Task directions - What follows is a block of records; reproduce all of it verbatim.

[Entries from a dataset]
'''

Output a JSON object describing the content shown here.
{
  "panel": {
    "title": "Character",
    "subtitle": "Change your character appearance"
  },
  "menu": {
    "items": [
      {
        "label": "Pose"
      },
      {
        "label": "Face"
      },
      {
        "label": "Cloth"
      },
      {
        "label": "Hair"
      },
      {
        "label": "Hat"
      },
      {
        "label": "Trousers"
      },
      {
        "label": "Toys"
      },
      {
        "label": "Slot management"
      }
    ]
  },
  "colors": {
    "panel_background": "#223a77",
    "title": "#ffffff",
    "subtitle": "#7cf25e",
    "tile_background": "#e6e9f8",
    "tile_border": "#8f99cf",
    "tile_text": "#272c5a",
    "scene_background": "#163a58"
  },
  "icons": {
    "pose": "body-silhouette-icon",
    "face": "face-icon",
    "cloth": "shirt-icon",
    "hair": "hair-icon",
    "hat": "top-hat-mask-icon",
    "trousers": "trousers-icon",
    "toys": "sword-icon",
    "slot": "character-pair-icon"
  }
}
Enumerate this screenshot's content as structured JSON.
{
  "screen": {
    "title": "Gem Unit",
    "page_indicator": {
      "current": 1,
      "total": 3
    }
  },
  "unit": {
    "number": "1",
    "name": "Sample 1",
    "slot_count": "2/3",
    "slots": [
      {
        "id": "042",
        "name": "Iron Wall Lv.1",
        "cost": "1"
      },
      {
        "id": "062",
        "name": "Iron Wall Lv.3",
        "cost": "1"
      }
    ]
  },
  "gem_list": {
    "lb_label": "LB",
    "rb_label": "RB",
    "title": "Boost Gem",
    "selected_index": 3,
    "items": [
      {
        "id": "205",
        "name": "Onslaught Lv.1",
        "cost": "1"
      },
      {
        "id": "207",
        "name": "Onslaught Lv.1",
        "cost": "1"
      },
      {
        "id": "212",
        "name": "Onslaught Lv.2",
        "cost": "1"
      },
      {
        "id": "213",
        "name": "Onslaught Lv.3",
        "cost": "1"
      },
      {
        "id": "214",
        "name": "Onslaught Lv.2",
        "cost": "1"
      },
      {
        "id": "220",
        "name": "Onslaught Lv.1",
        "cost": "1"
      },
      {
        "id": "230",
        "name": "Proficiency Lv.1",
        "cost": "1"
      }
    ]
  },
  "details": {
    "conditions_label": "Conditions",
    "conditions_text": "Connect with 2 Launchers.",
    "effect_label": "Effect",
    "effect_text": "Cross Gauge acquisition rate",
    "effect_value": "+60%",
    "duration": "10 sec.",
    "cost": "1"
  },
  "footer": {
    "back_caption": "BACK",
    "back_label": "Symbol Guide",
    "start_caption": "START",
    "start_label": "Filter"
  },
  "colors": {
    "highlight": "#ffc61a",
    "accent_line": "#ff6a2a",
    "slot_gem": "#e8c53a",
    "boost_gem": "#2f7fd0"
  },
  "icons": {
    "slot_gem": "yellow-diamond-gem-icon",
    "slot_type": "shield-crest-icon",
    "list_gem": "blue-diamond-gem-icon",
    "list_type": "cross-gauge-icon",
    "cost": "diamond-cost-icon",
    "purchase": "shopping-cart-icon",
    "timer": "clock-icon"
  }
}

'''

Reply -
Output a JSON object describing the content shown here.
{
  "panel": {
    "title": "Character",
    "subtitle": "Change your character appearance"
  },
  "menu": {
    "items": [
      {
        "label": "Pose"
      },
      {
        "label": "Face"
      },
      {
        "label": "Cloth"
      },
      {
        "label": "Hair"
      },
      {
        "label": "Hat"
      },
      {
        "label": "Trousers"
      },
      {
        "label": "Toys"
      },
      {
        "label": "Slot management"
      }
    ]
  },
  "colors": {
    "panel_background": "#223a77",
    "title": "#ffffff",
    "subtitle": "#7cf25e",
    "tile_background": "#e6e9f8",
    "tile_border": "#8f99cf",
    "tile_text": "#272c5a",
    "scene_background": "#163a58"
  },
  "icons": {
    "pose": "body-silhouette-icon",
    "face": "face-icon",
    "cloth": "shirt-icon",
    "hair": "hair-icon",
    "hat": "top-hat-mask-icon",
    "trousers": "trousers-icon",
    "toys": "sword-icon",
    "slot": "character-pair-icon"
  }
}
Enumerate this screenshot's content as structured JSON.
{
  "screen": {
    "title": "Gem Unit",
    "page_indicator": {
      "current": 1,
      "total": 3
    }
  },
  "unit": {
    "number": "1",
    "name": "Sample 1",
    "slot_count": "2/3",
    "slots": [
      {
        "id": "042",
        "name": "Iron Wall Lv.1",
        "cost": "1"
      },
      {
        "id": "062",
        "name": "Iron Wall Lv.3",
        "cost": "1"
      }
    ]
  },
  "gem_list": {
    "lb_label": "LB",
    "rb_label": "RB",
    "title": "Boost Gem",
    "selected_index": 3,
    "items": [
      {
        "id": "205",
        "name": "Onslaught Lv.1",
        "cost": "1"
      },
      {
        "id": "207",
        "name": "Onslaught Lv.1",
        "cost": "1"
      },
      {
        "id": "212",
        "name": "Onslaught Lv.2",
        "cost": "1"
      },
      {
        "id": "213",
        "name": "Onslaught Lv.3",
        "cost": "1"
      },
      {
        "id": "214",
        "name": "Onslaught Lv.2",
        "cost": "1"
      },
      {
        "id": "220",
        "name": "Onslaught Lv.1",
        "cost": "1"
      },
      {
        "id": "230",
        "name": "Proficiency Lv.1",
        "cost": "1"
      }
    ]
  },
  "details": {
    "conditions_label": "Conditions",
    "conditions_text": "Connect with 2 Launchers.",
    "effect_label": "Effect",
    "effect_text": "Cross Gauge acquisition rate",
    "effect_value": "+60%",
    "duration": "10 sec.",
    "cost": "1"
  },
  "footer": {
    "back_caption": "BACK",
    "back_label": "Symbol Guide",
    "start_caption": "START",
    "start_label": "Filter"
  },
  "colors": {
    "highlight": "#ffc61a",
    "accent_line": "#ff6a2a",
    "slot_gem": "#e8c53a",
    "boost_gem": "#2f7fd0"
  },
  "icons": {
    "slot_gem": "yellow-diamond-gem-icon",
    "slot_type": "shield-crest-icon",
    "list_gem": "blue-diamond-gem-icon",
    "list_type": "cross-gauge-icon",
    "cost": "diamond-cost-icon",
    "purchase": "shopping-cart-icon",
    "timer": "clock-icon"
  }
}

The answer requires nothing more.